> Required actions:
**a.** In the article on anti-social behaviour systems in social housing below, what share of housing associations in the 2007 Housemark survey were using specialist software to manage anti-social behaviour?
**b.** Using the article on anti-social behaviour systems in social housing below, say whether each statement agrees with it. Answer yes or no for each, and quote the deciding words.
(i) In the Housemark survey, a larger share of councils and ALMOs used housing management systems than used specialist software.
(ii) Growth in housing groups makes a personalised approach easier to maintain.
(iii) Failed systems integration projects can be blamed entirely on over-enthusiastic salespeople.
**c.** Translate this sentence from the article on anti-social behaviour systems in social housing into Spanish: "Service providers must begin to see things from the customer’s point of view, and to tailor and target services accordingly."

> Passage for review:
_____

The range of responsibilities of social housing providers for handling and managing neighbourhood issues has broadened considerably in recent years. In particular, the focus on anti-social behaviour highlights how the relationship between landlord and tenant is changing; there is an ongoing pressure to remove barriers between departments and to provide ‘joined up’ services. Service providers must begin to see things from the customer’s point of view, and to tailor and target services accordingly.
Of course, this is old news in local government. The e-Government National Projects and Transformational Government agenda has provided an impetus and funding for local authorities to rethink not only how they interact with the public but also to transform their procedures and policies. While efficiency is undoubtedly a high priority, it is broadly accepted that services must be integrated and citizen-centric.
With the continual consolidation in the RSL sector, we are now seeing ever-larger housing groups which are facing the same challenges as their local authority counterparts. While growth has the advantage of delivering economies of scale, it has the disadvantage of making it harder to maintain a joined-up and personalised approach. There is a risk that as departments grow and the scope of services broadens, internal communications suffer and the organisation becomes more disjointed.
The proliferation of IT systems exacerbates the problem, as it becomes increasingly difficult for IT managers to stem the tide of new systems that appear to provide quick solutions to new business needs. In a recent discussion about anti-social behaviour with the IT manager of a large RSL, he said to me, “The last thing I need is yet another standalone system, with more duplicated data, that is only understood by the people responsible for its procurement.”
A Housemark survey in 2007 found that 30 per cent of housing associations questioned were using specialist software to manage anti-social behaviour, whereas only 20 per cent were using their housing management system. This contrasts with councils and ALMOs, with 8.5 per cent using specialist software and 37 per cent using housing management systems. While the pressure on local authorities not to procure new systems might explain the disparity, RSLs may have gone with specialists because, as the Respect Toolkit for Landlords says, “…[housing] systems may not offer the same degree of flexibility and functionality as a stand-alone system”, and, “…specialist software may be more closely attuned to the needs of ASB practitioners. However, there can be disadvantages to a separate ASB database, unless it is linked into the landlord’s housing management system.”
And there is the problem. It’s one thing for a software provider to produce a system embodying business process and thereby providing the solution to a specific need, it’s quite another to integrate it into an existing technology architecture. The public sector IT landscape is littered with the corpses of failed systems integration projects, and the blame cannot be laid entirely at the door of over-enthusiastic salespeople.
We believe that the underlying problem is simply that when pressured to respond to new needs, public sector procurement teams often look for new systems that ‘tick the box’, and of course there will spring up any number of suppliers happy to oblige. Vendors of large IT systems can never turn out products as quickly as niche suppliers with smaller customer bases, but if anything ever needed an integrated approach, it’s anti-social behaviour. We are already beginning to see the bigger players respond with more flexible solutions as the way forward for housing providers must be to extend their core systems, not to introduce more silos within their data and systems.
Aidan Dunphy is arcHouse Plus product manager for Orchard Information Systems.

_____

> Listed records:
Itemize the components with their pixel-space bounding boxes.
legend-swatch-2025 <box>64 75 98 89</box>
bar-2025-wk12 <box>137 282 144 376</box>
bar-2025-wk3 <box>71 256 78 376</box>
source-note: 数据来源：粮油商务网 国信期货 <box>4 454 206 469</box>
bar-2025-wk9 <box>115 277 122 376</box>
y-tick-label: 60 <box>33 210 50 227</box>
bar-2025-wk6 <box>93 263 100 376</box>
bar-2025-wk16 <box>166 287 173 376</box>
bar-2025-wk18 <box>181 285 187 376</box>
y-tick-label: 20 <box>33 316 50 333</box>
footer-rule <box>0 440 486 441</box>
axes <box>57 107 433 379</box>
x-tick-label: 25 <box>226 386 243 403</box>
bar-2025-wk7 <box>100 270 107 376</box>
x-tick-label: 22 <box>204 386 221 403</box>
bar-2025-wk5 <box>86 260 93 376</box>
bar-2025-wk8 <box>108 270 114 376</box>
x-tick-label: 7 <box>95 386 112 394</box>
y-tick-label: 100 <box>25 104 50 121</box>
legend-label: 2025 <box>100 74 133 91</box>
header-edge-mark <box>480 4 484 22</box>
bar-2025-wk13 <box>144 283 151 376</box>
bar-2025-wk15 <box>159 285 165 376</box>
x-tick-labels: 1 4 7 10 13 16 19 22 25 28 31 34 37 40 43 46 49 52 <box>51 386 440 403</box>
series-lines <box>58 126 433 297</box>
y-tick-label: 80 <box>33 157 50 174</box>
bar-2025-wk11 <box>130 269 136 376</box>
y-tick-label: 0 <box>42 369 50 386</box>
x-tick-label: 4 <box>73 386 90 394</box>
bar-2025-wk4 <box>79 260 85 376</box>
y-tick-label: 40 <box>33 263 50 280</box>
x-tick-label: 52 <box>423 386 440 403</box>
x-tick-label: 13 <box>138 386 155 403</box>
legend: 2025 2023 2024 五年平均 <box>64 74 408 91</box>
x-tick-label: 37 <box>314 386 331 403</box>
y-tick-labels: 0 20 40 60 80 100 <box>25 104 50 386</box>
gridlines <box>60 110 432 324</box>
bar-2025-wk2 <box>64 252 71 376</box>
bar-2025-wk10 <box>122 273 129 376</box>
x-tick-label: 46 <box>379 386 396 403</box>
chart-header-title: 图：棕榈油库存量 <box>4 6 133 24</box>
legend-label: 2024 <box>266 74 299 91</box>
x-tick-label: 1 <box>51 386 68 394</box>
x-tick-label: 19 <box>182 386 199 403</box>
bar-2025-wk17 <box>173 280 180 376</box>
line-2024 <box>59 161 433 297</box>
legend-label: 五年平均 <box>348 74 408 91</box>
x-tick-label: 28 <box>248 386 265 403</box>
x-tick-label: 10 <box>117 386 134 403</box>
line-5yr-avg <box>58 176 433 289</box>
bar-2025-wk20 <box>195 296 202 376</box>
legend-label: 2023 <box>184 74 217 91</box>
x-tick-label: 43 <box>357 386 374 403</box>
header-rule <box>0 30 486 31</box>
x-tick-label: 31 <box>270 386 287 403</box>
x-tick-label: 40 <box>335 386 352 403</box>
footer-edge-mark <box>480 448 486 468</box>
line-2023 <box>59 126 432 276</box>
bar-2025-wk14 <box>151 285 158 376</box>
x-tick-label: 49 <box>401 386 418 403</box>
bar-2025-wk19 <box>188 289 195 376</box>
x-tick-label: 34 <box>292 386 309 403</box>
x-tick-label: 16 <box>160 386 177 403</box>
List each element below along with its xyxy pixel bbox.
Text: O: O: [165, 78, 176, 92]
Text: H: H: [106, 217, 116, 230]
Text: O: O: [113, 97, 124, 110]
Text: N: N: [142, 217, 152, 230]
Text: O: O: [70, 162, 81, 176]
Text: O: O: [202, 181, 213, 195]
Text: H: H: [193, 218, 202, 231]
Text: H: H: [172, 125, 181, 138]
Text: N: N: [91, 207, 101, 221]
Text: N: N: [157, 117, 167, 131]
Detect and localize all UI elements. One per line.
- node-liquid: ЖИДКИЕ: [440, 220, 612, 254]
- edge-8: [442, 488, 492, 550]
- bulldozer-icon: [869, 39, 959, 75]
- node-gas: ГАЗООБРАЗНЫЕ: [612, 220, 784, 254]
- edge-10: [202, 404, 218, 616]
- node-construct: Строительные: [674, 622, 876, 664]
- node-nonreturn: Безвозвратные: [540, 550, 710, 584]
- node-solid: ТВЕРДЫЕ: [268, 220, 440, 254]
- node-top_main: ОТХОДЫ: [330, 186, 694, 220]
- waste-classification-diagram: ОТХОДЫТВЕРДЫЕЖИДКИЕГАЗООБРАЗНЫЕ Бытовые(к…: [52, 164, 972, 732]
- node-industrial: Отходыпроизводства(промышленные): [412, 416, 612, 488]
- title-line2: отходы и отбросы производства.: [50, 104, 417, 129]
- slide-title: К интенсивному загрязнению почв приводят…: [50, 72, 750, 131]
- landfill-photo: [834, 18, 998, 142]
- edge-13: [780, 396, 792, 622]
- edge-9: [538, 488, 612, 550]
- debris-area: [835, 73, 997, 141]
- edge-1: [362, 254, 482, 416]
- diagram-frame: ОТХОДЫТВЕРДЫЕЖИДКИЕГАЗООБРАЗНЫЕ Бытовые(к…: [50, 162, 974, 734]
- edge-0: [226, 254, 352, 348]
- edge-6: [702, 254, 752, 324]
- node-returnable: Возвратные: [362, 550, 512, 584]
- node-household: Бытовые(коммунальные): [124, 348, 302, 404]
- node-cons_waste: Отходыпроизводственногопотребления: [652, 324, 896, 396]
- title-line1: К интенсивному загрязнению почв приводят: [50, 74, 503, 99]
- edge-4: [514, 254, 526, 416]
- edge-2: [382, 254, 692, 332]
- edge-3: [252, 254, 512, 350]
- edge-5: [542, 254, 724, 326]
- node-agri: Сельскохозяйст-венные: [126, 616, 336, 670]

_____

> Numbered responses:
**a.** 30 per cent of the housing associations questioned were using specialist software to manage anti-social behaviour.

**b.**
(i) Yes: "8.5 per cent using specialist software and 37 per cent using housing management systems"
(ii) No: "it has the disadvantage of making it harder to maintain a joined-up and personalised approach"
(iii) No: "the blame cannot be laid entirely at the door of over-enthusiastic salespeople"

**c.** Los proveedores de servicios deben empezar a ver las cosas desde el punto de vista del cliente y a adaptar y orientar los servicios en consecuencia.